• **Your goal**
Quote the lupus text word for word, starting with "There are a" and going on through "Actually, a lot.".

• **Supplied text**

::::::::::

Shan’ann Watts was suffering from an autoimmune disease called lupus. In some ways, lupus corresponds to the very early stages of pregnancy – its symptoms may be difficult to diagnose.
One way to monitor lupus is through blood tests, including via skin prick.
According to WebMD:
Blood work…can also help monitor [lupus] and show the effects of treatment.Doctors often use the ANA test as a screening tool. Plus, looking at patterns of the antibodies can sometimes help doctors determine the specific disease a person has. That, in turn, helps determine which treatment would be most appropriate.
There are a battery of tests related to lupus, but the one that applies directly to Shan’ann Watts seems to be this one: Antiphospholipid Antibodies (APLs)
APLs are a type of antibody directed against phospholipids. APLs are present in up to 60% of people with lupus. Their presence can help confirm a diagnosis. A positive test is also used to help identify women with lupus that have certain risks that require preventive treatment and monitoring. Those risks include blood clots, miscarriage, or preterm birth…
One 23-year-old lupus-sufferer, Tessa Shoemaker describes going through “a billion finger pricks” en route to her diagnosis. What does this have to do with the sex of Shan’ann’s baby? Actually, a lot.
To begin with, lupus sufferers have an elevated risk of miscarriage, so vigilant monitoring is a given. I’ve maintained from the beginning that Shan’ann knew she was pregnant virtually immediately, probably due to her obsessive compulsive monitoring of her health in general.
Thanks to some of the stars following CrimeRocket we’ve established that besides knowing when she was pregnant, there was also a way for Shan’ann to have known the sex of her child prior to that doctor’s appointment she missed on August 13th.
According to Parenting.com:
Parents dying to know the sex of their baby may no longer have to hold their breath until halfway through a pregnancy. A blood test can reveal a baby’s sex as early as seven weeks into a pregnancy, which is earlier than many doctors will see patients for an initial prenatal visit.

::::::::::

(Items listed in a dataset)
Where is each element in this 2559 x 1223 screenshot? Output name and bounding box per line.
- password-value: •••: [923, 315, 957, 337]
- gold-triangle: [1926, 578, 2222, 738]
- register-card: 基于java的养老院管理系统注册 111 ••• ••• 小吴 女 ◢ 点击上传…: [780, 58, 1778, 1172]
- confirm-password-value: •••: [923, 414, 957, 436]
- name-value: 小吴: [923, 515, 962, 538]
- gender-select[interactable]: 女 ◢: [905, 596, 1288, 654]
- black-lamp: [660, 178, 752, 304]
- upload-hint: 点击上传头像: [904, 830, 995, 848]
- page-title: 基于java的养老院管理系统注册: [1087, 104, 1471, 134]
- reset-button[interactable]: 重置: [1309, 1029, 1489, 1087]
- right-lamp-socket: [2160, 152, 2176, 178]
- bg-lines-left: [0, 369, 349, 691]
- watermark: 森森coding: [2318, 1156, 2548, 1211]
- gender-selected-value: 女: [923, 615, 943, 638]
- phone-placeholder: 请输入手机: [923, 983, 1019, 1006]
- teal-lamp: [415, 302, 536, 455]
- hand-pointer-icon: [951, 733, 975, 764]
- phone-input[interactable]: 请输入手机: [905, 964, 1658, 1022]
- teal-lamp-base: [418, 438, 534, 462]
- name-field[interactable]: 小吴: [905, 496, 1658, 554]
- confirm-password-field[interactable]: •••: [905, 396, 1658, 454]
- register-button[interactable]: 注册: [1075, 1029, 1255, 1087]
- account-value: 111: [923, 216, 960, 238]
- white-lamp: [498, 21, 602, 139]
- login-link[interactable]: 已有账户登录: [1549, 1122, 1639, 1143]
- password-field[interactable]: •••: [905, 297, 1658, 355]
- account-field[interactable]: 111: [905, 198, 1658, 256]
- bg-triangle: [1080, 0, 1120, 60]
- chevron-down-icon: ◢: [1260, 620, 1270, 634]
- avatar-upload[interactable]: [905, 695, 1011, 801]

::::::::::

• **Task response**
There are a battery of tests related to lupus, but the one that applies directly to Shan’ann Watts seems to be this one: Antiphospholipid Antibodies (APLs)
APLs are a type of antibody directed against phospholipids. APLs are present in up to 60% of people with lupus. Their presence can help confirm a diagnosis. A positive test is also used to help identify women with lupus that have certain risks that require preventive treatment and monitoring. Those risks include blood clots, miscarriage, or preterm birth…
One 23-year-old lupus-sufferer, Tessa Shoemaker describes going through “a billion finger pricks” en route to her diagnosis. What does this have to do with the sex of Shan’ann’s baby? Actually, a lot.